──────── Quoted text ────────
Other objects, advantages and novel features of the present invention will become apparent from the foregoing detailed description of the invention when considered in conjunction with the accompanying drawings.
For the purpose of illustrating the invention, there is shown in the drawings a form which is presently preferred; it being understood, however, that this invention is not limited to the precise arrangements and instrumentalities shown.
FIG. 1 is a functional representation showing the essential elements of the present invention.
FIG. 1A illustrates a typical box blank associated with the practice of the present invention.
FIG. 2 is a flow chart illustrating a step-by-step progression of one method of the present invention.
FIG. 3 is a side view of a machine for forming boxes or packages related to the present invention.
FIG. 4 is a top view of the box forming machine of FIG. 3.
FIG. 5 is a view taken along line 5--5 of FIG. 4, showing the detecting means located at the input stage of the machine.
FIG. 6 is a view, taken along line 6--6 of FIG. 5, showing further details of the means for detecting the moving article.
FIG. 7 is a view, taken along line 7--7 of FIG. 4, showing the distance sensing means related to the present invention.
FIG. 8 is a view, taken along line 8--8 of FIG. 7, showing further details of a distance sensing means.
FIG. 9 is a view, taken along line 9--9 of FIG. 4, showing the counting means located at the output stage of the machine.
FIG. 10 is a view, taken along line 10--10 of FIG. 9, showing the orientation of the counting means at the output stage of the machine.
────────
● Written instruction 1:
Reproduce the stretch of the description of the drawings from "FIG. 4 is a" through "means related to the present invention.", replacing "detecting means" with "detection assembly".
──────── Recorded data ────────
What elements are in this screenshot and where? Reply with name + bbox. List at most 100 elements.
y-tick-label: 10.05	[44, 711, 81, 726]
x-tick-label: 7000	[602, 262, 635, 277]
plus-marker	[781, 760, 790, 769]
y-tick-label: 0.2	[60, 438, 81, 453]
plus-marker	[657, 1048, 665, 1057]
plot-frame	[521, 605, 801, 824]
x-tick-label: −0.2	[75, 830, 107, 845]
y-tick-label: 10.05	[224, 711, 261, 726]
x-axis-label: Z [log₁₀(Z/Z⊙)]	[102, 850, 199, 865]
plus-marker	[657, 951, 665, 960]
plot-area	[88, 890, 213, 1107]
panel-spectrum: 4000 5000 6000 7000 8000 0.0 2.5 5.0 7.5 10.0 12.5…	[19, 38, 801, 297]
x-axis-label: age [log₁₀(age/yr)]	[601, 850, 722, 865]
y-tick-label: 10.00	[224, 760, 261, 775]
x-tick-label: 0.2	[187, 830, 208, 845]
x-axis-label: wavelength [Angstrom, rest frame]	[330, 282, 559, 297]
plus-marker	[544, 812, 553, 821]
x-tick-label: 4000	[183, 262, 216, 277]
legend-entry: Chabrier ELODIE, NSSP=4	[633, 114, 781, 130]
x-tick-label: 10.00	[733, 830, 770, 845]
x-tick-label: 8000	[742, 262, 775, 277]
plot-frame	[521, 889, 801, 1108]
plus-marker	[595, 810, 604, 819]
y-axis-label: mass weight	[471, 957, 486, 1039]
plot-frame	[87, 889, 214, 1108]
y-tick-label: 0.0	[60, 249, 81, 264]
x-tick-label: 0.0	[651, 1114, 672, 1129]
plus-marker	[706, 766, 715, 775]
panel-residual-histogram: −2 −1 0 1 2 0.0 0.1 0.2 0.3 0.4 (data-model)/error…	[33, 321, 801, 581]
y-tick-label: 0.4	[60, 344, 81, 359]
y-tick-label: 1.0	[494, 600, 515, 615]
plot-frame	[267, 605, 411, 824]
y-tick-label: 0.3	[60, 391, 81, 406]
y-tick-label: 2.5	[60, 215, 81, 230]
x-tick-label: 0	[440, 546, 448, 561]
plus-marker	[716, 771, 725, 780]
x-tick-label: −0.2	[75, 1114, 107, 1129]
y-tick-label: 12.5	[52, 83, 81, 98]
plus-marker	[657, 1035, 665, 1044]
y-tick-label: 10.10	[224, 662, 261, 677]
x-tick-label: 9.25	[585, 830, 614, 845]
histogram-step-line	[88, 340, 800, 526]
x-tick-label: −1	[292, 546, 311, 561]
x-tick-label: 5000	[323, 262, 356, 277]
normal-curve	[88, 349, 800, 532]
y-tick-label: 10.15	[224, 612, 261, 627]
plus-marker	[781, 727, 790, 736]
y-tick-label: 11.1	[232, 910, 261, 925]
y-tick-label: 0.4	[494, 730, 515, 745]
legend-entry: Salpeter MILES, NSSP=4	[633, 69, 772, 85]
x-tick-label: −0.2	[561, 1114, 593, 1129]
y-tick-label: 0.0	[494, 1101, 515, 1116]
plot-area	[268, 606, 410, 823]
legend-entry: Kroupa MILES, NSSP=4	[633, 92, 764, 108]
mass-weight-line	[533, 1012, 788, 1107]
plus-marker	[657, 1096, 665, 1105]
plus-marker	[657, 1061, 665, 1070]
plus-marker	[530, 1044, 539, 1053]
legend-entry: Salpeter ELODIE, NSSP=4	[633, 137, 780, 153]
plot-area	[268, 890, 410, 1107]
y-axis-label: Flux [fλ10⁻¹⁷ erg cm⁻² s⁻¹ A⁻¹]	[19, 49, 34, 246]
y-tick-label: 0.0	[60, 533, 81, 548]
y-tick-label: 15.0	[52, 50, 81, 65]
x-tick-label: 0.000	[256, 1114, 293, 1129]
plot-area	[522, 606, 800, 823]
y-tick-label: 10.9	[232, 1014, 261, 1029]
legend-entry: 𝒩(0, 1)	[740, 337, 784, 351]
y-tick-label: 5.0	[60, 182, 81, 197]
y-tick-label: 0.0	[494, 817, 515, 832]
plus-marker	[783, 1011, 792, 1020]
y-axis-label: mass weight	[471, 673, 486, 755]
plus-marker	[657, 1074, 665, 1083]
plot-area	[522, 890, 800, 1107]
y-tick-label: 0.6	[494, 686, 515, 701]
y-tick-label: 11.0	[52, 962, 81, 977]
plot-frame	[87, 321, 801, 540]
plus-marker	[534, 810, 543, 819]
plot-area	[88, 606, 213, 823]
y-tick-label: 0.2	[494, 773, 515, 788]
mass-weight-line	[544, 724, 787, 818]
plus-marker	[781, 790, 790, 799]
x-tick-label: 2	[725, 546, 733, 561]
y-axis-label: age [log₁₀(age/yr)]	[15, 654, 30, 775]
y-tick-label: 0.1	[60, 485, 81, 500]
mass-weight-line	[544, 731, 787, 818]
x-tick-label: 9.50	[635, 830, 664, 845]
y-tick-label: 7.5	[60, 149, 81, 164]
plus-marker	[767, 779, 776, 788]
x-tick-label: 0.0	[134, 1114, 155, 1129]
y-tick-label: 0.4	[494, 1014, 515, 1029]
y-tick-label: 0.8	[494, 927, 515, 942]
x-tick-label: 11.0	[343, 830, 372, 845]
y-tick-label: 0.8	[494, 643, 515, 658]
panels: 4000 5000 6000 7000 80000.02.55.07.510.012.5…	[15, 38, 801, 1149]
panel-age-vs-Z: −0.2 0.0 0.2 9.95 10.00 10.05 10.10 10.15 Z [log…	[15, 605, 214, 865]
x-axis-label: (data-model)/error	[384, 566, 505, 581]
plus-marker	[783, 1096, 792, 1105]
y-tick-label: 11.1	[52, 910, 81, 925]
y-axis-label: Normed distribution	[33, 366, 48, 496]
────────
● Written instruction 2:
Put the stretch of the entries from the start of the entries through the line that contains "262, 216, 277]" into a JSON list of strings, with one string per line and blank lines omitted.

● Final answer 1:
FIG. 4 is a top view of the box forming machine of FIG. 3.
FIG. 5 is a view taken along line 5--5 of FIG. 4, showing the detection assembly located at the input stage of the machine.
FIG. 6 is a view, taken along line 6--6 of FIG. 5, showing further details of the means for detecting the moving article.
FIG. 7 is a view, taken along line 7--7 of FIG. 4, showing the distance sensing means related to the present invention.

● Final answer 2:
[
  "What elements are in this screenshot and where? Reply with name + bbox. List at most 100 elements.",
  "y-tick-label: 10.05\t[44, 711, 81, 726]",
  "x-tick-label: 7000\t[602, 262, 635, 277]",
  "plus-marker\t[781, 760, 790, 769]",
  "y-tick-label: 0.2\t[60, 438, 81, 453]",
  "plus-marker\t[657, 1048, 665, 1057]",
  "plot-frame\t[521, 605, 801, 824]",
  "x-tick-label: −0.2\t[75, 830, 107, 845]",
  "y-tick-label: 10.05\t[224, 711, 261, 726]",
  "x-axis-label: Z [log₁₀(Z/Z⊙)]\t[102, 850, 199, 865]",
  "plus-marker\t[657, 951, 665, 960]",
  "plot-area\t[88, 890, 213, 1107]",
  "panel-spectrum: 4000 5000 6000 7000 8000 0.0 2.5 5.0 7.5 10.0 12.5…\t[19, 38, 801, 297]",
  "x-axis-label: age [log₁₀(age/yr)]\t[601, 850, 722, 865]",
  "y-tick-label: 10.00\t[224, 760, 261, 775]",
  "x-tick-label: 0.2\t[187, 830, 208, 845]",
  "x-axis-label: wavelength [Angstrom, rest frame]\t[330, 282, 559, 297]",
  "plus-marker\t[544, 812, 553, 821]",
  "x-tick-label: 4000\t[183, 262, 216, 277]"
]